From the entries below, gather every line containing the string "heading".

[Dataset records]
◇ ◇ ◇ ◇ ◇

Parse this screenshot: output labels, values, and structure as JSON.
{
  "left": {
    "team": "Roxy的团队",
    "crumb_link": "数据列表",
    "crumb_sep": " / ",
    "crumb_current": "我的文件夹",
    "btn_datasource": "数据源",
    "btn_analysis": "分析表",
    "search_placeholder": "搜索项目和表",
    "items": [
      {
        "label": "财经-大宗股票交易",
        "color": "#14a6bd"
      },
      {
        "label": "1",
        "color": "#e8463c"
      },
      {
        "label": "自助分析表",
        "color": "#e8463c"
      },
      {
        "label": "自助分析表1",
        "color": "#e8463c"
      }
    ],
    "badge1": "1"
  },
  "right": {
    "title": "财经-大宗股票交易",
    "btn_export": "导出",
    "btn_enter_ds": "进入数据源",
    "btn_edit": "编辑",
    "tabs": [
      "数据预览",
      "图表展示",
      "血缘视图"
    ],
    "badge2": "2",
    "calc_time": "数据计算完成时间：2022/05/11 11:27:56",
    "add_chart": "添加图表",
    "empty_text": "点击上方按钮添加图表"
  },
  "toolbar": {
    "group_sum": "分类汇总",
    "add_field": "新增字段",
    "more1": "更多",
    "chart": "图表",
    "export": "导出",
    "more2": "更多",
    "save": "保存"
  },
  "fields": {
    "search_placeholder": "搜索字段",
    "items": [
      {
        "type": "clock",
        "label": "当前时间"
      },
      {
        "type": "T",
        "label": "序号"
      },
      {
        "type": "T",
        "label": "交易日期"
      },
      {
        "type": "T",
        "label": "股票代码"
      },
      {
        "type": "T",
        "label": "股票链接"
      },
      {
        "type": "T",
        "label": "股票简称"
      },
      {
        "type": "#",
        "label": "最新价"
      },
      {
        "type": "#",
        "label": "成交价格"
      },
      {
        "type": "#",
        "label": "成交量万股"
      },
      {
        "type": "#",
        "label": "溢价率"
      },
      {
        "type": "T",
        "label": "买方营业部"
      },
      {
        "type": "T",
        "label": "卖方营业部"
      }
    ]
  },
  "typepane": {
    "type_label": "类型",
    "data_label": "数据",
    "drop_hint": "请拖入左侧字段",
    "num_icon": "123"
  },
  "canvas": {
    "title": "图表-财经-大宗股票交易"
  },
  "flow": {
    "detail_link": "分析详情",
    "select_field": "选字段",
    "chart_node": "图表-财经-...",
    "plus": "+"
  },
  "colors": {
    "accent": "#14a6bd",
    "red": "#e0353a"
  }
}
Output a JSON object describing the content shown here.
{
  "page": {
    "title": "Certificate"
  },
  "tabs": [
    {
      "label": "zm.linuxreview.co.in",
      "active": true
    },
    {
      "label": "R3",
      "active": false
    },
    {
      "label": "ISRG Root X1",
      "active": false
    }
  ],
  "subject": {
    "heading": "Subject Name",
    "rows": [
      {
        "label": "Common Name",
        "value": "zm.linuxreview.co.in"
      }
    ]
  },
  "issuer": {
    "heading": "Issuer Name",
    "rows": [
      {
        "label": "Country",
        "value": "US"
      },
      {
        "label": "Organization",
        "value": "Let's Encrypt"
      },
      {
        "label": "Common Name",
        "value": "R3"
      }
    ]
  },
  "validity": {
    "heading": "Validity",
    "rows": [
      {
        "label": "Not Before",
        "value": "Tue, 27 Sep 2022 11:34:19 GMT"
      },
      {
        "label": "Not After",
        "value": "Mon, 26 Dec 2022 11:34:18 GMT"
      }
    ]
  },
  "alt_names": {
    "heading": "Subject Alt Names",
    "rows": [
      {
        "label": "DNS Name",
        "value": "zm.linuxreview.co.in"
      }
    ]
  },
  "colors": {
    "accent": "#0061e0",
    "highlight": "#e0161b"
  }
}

◇ ◇ ◇ ◇ ◇

● **IN RESPONSE**
    "heading": "Subject Name",
    "heading": "Issuer Name",
    "heading": "Validity",
    "heading": "Subject Alt Names",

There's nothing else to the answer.